## What is being asked
Copy each line that has the string "components" somewhere in it.

Stored entries
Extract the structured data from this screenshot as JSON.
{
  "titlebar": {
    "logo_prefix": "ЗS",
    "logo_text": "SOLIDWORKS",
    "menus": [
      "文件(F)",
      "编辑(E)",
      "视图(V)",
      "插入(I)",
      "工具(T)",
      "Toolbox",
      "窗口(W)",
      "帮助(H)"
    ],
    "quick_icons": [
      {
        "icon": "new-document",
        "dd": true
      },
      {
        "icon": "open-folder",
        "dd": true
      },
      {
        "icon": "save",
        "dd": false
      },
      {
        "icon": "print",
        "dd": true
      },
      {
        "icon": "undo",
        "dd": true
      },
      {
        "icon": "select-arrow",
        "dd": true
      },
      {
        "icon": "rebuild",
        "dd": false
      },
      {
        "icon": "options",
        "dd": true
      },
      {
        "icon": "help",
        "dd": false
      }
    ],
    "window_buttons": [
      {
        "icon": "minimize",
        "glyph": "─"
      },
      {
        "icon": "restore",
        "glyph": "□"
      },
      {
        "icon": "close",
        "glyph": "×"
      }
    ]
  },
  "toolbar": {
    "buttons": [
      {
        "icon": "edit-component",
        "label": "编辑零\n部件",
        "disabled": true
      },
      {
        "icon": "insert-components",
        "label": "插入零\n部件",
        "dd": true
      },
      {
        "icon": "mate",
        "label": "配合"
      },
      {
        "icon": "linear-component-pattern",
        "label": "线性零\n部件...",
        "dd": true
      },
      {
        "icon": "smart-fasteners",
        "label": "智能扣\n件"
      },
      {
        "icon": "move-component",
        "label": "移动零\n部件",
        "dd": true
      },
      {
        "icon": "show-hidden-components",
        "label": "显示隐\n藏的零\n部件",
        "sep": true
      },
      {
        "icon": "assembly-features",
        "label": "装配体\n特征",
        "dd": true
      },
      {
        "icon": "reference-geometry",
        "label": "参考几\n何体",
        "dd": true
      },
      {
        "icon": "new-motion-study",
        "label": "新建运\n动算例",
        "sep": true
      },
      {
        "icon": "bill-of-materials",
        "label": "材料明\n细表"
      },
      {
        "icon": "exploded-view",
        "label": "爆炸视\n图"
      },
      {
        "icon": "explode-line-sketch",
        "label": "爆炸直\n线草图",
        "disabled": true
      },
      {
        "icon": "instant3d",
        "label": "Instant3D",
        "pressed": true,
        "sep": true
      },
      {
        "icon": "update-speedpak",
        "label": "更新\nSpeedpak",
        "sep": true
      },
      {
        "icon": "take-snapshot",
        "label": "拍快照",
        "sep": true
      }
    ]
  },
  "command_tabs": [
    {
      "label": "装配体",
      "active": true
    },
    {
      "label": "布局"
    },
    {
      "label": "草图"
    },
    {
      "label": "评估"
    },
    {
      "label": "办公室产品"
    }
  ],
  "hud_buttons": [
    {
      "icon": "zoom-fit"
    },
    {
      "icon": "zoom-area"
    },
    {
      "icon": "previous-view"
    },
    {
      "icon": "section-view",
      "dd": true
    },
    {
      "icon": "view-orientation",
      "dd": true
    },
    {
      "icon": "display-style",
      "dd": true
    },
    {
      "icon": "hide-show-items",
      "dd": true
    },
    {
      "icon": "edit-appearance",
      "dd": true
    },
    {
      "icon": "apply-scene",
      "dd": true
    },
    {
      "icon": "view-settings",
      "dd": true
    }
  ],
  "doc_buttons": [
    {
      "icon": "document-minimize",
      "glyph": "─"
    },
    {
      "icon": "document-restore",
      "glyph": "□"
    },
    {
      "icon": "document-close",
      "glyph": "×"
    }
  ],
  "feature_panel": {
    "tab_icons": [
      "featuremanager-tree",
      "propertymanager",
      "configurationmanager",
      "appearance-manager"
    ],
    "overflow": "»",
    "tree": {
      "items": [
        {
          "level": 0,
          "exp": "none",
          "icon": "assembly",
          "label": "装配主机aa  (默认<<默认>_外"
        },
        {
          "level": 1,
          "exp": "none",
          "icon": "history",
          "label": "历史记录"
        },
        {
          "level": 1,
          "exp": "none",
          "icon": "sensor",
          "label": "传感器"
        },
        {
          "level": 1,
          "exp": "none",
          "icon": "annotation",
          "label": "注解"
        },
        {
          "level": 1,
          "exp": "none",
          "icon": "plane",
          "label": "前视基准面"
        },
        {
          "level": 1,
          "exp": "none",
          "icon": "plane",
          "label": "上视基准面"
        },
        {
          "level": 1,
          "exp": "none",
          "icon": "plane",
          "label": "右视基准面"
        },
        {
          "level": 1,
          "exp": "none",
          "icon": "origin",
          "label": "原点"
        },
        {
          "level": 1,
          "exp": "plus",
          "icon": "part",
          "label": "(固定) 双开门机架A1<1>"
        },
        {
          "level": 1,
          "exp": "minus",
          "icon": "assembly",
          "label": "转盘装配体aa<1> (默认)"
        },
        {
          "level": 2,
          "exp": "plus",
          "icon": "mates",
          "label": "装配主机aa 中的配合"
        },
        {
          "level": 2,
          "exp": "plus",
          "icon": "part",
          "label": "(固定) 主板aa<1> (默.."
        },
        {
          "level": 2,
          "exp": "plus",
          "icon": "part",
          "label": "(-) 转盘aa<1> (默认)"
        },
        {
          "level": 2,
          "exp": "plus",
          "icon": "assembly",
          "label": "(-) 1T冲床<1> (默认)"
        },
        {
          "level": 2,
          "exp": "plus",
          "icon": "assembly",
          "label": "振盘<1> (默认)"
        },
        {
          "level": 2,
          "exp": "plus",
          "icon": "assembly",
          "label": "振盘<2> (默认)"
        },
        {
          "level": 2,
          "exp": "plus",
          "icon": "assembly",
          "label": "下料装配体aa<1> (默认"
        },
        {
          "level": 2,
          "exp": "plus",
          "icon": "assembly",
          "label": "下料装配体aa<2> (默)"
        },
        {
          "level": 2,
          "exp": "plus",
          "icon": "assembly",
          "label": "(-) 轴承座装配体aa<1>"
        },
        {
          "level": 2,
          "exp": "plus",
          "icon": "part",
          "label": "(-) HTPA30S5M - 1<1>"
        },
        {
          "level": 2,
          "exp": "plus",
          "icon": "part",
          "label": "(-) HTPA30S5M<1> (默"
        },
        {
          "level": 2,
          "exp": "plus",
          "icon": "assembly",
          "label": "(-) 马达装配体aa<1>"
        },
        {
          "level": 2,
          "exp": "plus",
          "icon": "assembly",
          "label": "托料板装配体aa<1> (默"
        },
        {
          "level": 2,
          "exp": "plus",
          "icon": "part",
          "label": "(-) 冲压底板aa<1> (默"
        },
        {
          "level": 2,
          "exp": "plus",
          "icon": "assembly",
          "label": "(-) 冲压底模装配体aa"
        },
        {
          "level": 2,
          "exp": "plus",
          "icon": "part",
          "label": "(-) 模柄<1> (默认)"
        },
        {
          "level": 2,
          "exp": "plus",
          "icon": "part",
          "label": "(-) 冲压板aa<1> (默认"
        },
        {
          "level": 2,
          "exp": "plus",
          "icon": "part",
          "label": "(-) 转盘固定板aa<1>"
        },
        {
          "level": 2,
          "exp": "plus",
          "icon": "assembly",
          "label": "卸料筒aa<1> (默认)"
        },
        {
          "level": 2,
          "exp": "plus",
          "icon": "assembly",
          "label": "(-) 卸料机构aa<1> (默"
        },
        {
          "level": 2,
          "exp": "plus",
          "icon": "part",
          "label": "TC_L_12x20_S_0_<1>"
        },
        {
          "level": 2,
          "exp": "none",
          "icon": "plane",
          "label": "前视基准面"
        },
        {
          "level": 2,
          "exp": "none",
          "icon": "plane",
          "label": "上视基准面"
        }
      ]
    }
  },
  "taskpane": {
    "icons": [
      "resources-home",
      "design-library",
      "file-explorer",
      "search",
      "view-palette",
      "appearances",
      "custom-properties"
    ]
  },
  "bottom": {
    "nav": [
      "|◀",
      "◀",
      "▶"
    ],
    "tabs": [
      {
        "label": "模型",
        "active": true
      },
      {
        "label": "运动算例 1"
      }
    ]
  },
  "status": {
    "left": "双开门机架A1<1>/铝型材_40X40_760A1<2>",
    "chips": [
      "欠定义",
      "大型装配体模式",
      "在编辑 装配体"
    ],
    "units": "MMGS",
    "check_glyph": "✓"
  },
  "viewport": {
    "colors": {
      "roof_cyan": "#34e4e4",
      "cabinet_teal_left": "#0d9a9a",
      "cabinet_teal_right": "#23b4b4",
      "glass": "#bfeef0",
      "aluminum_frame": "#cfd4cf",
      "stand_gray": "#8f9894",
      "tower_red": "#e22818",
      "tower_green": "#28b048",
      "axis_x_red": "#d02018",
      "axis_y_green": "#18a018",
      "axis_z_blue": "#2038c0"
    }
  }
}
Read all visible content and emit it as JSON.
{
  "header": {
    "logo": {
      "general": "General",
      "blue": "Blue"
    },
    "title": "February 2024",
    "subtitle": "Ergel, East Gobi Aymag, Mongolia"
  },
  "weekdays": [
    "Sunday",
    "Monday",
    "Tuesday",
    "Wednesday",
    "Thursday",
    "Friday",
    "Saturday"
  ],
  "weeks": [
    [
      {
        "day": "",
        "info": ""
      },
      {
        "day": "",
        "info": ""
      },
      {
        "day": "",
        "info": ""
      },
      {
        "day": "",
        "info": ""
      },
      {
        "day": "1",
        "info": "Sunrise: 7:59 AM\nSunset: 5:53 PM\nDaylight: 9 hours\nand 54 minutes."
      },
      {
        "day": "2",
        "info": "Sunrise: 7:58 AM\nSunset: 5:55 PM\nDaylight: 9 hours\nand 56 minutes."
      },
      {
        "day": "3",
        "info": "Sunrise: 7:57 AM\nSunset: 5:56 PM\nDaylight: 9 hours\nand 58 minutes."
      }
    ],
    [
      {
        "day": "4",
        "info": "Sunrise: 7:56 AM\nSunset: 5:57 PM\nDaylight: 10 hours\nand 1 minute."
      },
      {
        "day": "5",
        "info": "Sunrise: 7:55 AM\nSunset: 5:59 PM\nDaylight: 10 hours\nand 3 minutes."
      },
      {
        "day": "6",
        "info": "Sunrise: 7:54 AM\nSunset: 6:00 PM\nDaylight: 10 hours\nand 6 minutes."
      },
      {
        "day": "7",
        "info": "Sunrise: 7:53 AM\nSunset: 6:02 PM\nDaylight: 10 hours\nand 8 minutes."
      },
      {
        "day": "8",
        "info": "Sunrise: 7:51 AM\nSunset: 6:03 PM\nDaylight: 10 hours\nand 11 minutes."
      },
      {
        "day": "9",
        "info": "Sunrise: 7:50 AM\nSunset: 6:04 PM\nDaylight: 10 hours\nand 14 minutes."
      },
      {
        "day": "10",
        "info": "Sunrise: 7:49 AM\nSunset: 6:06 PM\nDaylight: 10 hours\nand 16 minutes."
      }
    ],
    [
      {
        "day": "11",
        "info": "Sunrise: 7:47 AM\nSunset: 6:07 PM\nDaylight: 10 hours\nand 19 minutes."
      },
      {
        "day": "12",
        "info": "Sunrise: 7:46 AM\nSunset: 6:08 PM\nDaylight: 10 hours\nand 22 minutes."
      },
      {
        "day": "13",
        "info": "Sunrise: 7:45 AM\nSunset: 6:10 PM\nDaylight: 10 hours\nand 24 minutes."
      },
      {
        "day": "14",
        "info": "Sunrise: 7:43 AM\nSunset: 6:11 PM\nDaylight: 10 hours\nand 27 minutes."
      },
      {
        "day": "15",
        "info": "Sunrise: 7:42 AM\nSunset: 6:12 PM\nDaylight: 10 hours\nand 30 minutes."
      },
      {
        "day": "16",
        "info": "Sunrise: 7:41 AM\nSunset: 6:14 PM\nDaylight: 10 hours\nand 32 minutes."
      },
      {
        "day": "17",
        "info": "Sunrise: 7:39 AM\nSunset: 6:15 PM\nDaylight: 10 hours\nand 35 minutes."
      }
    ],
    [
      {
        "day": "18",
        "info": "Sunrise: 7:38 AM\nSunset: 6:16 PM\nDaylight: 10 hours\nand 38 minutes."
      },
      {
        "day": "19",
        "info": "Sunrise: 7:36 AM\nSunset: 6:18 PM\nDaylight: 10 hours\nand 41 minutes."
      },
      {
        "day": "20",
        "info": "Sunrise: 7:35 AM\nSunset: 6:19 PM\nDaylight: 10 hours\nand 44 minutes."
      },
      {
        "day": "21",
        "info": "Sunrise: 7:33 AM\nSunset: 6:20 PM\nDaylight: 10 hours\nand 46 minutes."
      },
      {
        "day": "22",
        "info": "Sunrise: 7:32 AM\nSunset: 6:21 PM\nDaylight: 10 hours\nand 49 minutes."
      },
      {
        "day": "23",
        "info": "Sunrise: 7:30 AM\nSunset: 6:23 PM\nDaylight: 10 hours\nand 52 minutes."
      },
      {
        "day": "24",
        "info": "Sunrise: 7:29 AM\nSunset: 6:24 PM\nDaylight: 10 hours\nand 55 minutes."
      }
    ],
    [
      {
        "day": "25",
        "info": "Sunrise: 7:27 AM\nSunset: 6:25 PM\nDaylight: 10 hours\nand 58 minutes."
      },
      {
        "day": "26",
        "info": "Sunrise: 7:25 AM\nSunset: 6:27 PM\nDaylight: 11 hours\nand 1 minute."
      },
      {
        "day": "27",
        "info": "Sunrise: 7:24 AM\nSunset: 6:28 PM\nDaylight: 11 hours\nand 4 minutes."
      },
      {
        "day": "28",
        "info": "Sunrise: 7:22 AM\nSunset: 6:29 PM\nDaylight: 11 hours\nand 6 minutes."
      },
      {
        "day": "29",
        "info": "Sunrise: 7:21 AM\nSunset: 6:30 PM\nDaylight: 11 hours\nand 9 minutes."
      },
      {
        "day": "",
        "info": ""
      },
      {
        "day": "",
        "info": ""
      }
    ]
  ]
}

## Complete answer
        "icon": "insert-components",
        "icon": "show-hidden-components",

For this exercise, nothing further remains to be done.